What to produce:
From the listing below, copy every line with the word "title".

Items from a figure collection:
↓↓↓
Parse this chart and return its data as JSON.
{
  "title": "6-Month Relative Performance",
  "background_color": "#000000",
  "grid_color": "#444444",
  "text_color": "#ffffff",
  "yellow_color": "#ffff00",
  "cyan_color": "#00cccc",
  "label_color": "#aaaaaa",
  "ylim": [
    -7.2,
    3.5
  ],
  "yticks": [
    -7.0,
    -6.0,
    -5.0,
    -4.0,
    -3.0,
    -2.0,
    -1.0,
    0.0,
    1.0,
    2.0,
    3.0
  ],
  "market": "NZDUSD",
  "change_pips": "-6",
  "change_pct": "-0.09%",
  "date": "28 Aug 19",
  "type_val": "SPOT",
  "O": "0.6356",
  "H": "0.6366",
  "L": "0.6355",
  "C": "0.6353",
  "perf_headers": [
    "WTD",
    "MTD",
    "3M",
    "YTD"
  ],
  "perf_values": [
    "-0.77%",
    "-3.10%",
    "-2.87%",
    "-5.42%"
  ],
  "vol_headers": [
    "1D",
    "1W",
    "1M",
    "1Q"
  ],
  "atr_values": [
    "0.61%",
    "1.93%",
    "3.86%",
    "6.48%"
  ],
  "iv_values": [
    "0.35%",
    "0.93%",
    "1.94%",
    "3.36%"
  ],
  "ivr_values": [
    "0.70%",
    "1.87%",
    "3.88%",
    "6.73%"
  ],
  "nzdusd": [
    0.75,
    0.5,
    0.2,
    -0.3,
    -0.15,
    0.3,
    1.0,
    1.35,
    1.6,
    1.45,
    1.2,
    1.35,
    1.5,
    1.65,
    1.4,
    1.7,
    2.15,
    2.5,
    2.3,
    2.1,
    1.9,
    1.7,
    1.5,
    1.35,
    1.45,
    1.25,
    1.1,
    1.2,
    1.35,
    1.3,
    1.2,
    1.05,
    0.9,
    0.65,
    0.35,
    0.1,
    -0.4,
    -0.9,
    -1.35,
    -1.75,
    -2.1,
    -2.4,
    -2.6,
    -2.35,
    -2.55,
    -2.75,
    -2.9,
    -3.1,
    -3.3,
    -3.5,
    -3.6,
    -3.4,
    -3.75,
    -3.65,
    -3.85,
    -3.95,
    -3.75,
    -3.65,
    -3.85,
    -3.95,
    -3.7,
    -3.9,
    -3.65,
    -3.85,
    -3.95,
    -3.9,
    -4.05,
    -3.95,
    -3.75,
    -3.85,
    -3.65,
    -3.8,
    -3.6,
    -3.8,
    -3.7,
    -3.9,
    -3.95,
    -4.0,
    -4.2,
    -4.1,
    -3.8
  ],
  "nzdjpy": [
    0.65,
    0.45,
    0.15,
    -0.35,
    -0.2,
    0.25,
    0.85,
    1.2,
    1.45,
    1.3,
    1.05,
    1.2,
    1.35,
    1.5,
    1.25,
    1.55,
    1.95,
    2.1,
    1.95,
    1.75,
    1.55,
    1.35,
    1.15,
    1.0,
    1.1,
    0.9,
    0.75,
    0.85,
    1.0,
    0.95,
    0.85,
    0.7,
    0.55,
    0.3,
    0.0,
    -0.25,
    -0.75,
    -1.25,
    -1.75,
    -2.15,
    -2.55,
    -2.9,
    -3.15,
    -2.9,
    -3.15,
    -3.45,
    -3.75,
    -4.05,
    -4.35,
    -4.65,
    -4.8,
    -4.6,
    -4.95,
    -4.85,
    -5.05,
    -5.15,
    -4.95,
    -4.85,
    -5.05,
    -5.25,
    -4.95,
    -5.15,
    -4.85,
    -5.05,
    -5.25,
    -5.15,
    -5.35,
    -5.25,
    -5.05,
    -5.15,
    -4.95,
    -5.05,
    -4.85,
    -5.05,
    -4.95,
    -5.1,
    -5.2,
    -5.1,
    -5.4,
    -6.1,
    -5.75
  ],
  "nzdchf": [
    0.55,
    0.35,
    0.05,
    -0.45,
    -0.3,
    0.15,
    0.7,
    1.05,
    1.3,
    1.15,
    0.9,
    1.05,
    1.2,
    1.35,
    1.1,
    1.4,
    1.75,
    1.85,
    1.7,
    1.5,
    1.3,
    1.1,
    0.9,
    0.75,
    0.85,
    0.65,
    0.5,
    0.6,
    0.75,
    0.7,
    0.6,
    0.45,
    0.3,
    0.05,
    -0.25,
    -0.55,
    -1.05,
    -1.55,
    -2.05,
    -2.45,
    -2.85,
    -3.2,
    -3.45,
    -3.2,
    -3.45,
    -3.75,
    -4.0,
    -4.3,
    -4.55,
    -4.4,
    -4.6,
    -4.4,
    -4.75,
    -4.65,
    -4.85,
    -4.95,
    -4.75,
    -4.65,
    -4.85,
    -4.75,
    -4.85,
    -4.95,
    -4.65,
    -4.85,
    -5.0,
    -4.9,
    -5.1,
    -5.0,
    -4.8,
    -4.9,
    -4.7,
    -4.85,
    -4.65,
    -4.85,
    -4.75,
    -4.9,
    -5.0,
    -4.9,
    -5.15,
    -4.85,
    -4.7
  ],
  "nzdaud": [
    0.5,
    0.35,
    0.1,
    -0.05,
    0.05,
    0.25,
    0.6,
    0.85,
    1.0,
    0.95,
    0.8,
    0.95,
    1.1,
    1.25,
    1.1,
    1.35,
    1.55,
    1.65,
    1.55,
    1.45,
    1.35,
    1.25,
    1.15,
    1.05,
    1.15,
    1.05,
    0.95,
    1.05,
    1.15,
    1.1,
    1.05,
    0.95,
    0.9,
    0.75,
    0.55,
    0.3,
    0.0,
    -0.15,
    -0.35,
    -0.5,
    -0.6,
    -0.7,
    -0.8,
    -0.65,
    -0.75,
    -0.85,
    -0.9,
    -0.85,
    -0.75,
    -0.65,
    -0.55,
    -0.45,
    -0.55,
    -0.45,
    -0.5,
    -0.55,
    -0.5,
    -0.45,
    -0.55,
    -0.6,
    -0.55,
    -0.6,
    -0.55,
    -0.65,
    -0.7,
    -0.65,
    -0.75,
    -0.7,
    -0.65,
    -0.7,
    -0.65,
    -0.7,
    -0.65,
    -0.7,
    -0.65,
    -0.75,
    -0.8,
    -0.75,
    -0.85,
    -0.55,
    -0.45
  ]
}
↑↑↑
↓↓↓
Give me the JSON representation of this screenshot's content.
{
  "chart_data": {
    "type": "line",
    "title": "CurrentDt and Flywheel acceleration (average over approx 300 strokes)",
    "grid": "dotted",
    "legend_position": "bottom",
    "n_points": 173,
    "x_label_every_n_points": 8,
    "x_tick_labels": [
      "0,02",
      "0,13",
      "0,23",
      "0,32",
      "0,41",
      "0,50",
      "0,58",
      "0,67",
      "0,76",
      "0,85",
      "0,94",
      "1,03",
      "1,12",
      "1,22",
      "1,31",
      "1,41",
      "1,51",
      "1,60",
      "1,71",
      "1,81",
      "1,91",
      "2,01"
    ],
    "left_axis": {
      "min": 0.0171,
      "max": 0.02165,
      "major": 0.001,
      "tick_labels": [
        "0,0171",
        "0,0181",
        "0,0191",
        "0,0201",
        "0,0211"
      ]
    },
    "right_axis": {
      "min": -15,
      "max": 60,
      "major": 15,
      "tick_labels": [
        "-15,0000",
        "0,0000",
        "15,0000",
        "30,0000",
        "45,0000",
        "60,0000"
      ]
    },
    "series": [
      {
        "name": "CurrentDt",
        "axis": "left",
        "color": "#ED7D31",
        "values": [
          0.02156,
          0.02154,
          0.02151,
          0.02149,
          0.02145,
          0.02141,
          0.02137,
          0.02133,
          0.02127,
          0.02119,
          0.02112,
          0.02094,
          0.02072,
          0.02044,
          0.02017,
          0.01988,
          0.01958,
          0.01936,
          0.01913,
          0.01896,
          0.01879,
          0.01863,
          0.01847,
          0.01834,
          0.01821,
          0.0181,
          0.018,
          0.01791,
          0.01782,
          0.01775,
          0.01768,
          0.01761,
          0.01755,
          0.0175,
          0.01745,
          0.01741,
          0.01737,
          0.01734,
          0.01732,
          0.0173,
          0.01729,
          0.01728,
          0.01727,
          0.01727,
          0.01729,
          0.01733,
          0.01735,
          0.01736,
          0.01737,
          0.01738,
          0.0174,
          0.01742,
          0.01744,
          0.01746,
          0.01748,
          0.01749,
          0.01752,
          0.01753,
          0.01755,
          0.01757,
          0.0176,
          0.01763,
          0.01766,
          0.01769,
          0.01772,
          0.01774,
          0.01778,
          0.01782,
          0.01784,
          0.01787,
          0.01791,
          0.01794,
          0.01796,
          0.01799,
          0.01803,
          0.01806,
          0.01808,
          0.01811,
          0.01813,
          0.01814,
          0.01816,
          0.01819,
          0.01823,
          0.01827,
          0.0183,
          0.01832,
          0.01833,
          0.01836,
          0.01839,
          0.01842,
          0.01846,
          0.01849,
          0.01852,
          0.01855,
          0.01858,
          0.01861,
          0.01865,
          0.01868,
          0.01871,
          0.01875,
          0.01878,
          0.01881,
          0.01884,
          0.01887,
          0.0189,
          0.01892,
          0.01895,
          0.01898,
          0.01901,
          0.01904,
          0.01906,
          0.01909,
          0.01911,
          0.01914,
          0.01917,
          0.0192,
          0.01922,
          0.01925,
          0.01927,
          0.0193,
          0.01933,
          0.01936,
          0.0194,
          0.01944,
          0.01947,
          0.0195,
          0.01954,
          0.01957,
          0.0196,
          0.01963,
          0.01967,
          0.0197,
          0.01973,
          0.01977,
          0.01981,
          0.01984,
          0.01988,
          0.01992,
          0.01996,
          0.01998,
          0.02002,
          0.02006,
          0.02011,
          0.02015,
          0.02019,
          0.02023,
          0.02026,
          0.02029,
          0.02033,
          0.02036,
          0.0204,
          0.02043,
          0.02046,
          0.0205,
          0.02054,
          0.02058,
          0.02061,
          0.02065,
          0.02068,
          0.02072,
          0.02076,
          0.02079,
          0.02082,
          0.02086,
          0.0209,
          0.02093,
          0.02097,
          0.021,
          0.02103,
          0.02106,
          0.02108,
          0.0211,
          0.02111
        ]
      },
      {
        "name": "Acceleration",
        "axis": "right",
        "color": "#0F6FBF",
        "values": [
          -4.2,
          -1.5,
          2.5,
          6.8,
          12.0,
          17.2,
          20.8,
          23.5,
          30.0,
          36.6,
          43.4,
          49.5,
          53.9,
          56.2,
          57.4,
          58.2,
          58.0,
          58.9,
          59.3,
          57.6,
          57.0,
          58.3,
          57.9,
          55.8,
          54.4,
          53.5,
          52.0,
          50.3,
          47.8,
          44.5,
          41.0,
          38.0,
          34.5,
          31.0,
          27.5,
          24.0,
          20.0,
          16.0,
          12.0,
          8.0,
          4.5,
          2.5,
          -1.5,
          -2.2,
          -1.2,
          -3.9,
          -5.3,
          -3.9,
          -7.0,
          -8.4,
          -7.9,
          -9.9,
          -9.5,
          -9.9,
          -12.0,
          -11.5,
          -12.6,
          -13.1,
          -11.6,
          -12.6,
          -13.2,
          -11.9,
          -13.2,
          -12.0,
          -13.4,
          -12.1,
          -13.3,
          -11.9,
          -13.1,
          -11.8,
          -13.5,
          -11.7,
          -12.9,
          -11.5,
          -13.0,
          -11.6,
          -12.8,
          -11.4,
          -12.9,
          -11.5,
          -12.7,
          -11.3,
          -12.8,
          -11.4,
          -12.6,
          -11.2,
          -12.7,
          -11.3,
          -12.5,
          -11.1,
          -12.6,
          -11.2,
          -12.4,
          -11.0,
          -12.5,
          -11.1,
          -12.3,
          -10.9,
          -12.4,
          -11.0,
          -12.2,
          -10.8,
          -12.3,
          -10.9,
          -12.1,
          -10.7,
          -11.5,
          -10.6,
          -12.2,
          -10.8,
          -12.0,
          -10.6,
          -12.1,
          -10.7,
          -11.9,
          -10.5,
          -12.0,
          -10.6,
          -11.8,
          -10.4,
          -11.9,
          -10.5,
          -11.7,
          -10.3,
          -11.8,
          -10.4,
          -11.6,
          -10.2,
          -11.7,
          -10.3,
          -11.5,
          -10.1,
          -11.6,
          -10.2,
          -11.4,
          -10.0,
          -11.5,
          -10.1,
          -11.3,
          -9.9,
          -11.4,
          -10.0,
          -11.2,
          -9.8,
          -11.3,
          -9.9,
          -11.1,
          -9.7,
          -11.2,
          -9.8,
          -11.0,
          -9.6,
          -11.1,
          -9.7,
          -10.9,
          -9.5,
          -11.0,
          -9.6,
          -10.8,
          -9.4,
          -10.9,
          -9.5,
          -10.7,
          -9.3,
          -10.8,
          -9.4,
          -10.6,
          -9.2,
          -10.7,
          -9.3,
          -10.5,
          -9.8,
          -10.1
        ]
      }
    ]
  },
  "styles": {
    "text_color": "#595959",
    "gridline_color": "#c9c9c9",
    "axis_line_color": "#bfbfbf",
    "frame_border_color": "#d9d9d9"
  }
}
↑↑↑
In response:
  "title": "6-Month Relative Performance",
    "title": "CurrentDt and Flywheel acceleration (average over approx 300 strokes)",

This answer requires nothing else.